*** Opening of ENTRIES PROVIDED ***
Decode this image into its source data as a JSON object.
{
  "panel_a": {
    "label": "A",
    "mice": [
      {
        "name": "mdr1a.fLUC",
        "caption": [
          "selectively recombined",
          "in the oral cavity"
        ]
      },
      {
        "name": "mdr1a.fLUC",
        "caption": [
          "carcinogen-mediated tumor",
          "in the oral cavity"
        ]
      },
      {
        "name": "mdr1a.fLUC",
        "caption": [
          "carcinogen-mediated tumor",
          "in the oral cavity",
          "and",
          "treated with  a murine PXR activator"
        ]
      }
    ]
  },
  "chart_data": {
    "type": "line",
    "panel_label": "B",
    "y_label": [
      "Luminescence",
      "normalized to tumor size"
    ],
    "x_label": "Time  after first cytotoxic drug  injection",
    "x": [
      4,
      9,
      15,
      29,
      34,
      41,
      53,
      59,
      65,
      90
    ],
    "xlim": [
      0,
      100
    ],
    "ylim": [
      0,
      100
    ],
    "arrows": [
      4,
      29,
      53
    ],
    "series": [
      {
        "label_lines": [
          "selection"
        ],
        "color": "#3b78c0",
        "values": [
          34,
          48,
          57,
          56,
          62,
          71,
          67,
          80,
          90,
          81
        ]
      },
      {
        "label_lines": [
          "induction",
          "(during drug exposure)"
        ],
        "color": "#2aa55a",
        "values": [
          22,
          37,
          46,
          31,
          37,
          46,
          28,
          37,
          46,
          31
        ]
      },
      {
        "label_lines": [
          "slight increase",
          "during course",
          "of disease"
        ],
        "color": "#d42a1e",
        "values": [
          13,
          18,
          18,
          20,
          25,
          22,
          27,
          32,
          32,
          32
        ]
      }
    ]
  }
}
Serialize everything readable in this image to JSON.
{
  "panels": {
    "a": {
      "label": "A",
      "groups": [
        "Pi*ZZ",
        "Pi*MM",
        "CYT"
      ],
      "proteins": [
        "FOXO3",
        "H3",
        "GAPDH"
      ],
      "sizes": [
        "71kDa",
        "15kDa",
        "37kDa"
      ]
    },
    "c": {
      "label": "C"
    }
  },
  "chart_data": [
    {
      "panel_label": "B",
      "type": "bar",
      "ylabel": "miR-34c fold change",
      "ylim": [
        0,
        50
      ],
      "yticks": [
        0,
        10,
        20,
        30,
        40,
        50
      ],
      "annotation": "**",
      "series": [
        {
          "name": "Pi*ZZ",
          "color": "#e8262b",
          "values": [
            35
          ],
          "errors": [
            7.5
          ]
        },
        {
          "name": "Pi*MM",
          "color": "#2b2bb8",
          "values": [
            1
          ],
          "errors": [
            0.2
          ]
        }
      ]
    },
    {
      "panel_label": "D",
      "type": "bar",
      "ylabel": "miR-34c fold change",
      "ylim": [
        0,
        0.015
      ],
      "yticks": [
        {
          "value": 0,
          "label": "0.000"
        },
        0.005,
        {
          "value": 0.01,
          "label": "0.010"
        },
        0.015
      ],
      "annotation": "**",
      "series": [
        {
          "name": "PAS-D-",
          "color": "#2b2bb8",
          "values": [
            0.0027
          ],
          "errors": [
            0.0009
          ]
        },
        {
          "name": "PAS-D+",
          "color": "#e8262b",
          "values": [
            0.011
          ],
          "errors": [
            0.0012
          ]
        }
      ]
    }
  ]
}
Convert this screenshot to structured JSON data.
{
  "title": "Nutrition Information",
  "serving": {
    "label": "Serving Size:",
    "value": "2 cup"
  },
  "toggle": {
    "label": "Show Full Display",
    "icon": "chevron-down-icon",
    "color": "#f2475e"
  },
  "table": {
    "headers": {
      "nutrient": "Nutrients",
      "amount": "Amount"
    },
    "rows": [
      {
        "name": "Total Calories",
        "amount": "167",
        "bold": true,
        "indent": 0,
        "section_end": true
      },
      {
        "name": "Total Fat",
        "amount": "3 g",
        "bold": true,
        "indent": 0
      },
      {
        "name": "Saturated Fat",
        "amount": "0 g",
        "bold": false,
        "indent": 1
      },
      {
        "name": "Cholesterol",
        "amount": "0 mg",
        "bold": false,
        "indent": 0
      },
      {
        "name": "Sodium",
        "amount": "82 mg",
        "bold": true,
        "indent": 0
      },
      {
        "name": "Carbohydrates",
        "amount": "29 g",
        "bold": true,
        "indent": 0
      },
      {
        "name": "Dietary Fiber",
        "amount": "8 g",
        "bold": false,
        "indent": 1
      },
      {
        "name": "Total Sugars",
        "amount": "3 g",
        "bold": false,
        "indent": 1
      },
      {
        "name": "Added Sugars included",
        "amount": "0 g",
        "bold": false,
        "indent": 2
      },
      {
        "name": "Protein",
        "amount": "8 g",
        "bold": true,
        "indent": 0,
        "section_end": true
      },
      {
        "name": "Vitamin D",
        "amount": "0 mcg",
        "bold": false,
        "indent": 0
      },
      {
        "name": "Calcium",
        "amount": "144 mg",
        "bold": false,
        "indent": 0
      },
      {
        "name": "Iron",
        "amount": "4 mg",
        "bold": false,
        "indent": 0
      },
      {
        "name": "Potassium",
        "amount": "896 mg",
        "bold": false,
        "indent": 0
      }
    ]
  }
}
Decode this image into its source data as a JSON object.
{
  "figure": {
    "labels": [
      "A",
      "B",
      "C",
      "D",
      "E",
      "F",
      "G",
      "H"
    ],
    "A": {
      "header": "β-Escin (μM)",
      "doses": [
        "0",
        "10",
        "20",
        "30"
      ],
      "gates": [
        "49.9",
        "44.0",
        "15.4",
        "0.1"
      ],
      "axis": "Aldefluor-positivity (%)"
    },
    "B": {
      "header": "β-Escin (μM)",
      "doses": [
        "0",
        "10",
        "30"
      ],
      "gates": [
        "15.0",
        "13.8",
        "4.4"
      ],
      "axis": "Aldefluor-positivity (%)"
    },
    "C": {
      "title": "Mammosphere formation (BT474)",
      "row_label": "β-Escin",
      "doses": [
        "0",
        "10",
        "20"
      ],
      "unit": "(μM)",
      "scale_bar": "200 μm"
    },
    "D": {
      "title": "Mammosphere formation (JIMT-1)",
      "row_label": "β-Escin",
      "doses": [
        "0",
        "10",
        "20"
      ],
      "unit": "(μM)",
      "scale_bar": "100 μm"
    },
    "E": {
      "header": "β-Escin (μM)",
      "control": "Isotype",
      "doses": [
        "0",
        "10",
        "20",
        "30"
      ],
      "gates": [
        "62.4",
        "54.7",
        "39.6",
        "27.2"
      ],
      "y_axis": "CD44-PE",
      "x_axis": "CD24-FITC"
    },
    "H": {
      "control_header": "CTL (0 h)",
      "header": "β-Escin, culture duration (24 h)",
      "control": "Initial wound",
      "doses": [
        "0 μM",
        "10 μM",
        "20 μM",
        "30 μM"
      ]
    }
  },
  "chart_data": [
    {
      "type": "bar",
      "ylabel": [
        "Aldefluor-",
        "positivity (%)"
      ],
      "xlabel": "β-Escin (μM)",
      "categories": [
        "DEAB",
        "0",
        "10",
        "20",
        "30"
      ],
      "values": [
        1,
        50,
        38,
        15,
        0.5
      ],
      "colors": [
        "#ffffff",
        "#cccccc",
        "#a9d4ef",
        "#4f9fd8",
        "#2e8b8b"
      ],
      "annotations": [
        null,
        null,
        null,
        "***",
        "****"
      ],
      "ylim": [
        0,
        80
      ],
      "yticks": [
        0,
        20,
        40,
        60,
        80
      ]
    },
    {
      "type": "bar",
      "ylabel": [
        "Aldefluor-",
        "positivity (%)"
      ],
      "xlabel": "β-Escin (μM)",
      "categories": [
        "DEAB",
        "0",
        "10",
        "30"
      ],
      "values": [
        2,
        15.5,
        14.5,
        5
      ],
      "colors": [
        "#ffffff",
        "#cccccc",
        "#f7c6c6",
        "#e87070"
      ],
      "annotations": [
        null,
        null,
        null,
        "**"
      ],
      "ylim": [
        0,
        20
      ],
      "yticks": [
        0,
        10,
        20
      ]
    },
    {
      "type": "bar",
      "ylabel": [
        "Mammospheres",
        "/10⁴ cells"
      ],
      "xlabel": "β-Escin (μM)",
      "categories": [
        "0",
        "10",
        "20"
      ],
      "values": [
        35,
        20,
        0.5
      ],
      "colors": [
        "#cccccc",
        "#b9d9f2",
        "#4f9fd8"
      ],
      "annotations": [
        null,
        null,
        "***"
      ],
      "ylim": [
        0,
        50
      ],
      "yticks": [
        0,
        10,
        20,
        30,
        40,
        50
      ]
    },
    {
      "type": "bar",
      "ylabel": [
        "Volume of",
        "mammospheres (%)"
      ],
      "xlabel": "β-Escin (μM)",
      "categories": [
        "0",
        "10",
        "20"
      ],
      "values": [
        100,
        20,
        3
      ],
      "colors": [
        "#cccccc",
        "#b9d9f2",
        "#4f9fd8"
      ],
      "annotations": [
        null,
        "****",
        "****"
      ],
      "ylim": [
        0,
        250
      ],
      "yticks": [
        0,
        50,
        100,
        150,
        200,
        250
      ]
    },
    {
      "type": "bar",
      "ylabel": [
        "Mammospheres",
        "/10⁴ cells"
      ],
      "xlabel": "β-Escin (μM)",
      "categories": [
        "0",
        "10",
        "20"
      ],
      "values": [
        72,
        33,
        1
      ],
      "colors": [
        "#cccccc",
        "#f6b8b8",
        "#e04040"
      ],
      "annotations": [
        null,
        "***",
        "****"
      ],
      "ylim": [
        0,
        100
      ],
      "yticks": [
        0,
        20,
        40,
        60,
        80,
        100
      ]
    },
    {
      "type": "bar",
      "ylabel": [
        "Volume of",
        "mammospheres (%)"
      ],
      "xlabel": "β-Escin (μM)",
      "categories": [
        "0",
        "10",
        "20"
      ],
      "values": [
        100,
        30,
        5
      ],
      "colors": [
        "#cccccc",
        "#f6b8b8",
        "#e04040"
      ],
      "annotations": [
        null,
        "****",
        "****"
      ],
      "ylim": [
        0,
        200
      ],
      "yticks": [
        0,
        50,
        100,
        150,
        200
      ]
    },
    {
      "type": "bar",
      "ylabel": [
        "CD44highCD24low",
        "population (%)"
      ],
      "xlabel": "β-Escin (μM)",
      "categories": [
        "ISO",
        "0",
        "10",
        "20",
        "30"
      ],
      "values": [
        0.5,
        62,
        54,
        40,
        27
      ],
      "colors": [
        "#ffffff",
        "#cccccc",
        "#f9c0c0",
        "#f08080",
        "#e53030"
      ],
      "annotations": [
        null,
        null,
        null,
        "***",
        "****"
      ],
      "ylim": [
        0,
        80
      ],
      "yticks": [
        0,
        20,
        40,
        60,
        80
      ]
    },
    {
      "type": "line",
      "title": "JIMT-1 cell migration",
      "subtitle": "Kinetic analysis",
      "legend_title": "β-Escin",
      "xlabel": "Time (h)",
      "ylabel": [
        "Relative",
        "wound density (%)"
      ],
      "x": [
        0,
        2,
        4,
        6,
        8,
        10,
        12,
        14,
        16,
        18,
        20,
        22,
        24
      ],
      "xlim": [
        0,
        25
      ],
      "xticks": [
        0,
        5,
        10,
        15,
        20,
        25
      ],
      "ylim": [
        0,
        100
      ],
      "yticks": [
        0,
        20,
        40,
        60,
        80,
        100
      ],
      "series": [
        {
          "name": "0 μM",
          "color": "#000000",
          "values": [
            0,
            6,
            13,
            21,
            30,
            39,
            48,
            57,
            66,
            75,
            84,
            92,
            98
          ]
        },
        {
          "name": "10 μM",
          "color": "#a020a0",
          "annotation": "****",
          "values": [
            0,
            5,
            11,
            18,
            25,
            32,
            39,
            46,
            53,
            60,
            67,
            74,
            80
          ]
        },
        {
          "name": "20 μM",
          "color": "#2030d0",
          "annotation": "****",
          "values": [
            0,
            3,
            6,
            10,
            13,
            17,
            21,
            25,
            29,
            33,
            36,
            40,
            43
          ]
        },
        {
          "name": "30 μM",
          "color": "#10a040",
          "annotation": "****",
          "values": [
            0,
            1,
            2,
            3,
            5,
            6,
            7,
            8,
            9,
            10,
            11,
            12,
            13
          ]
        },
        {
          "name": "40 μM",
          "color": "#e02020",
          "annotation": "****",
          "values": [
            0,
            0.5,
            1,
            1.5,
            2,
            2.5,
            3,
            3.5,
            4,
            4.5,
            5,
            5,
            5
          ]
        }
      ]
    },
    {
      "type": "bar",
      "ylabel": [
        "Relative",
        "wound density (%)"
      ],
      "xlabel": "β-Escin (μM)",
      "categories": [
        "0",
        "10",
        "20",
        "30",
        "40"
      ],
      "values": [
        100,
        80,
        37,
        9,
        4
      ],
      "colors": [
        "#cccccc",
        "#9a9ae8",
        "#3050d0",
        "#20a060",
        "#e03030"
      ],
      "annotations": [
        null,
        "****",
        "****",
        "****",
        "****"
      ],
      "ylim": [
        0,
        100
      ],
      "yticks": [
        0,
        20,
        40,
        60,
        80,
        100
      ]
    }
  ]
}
*** Close of ENTRIES PROVIDED ***
What lines in the records above include the string "Total"? Copy each one.

▸ SOLUTION TO THIS EXERCISE:
        "name": "Total Calories",
        "name": "Total Fat",
        "name": "Total Sugars",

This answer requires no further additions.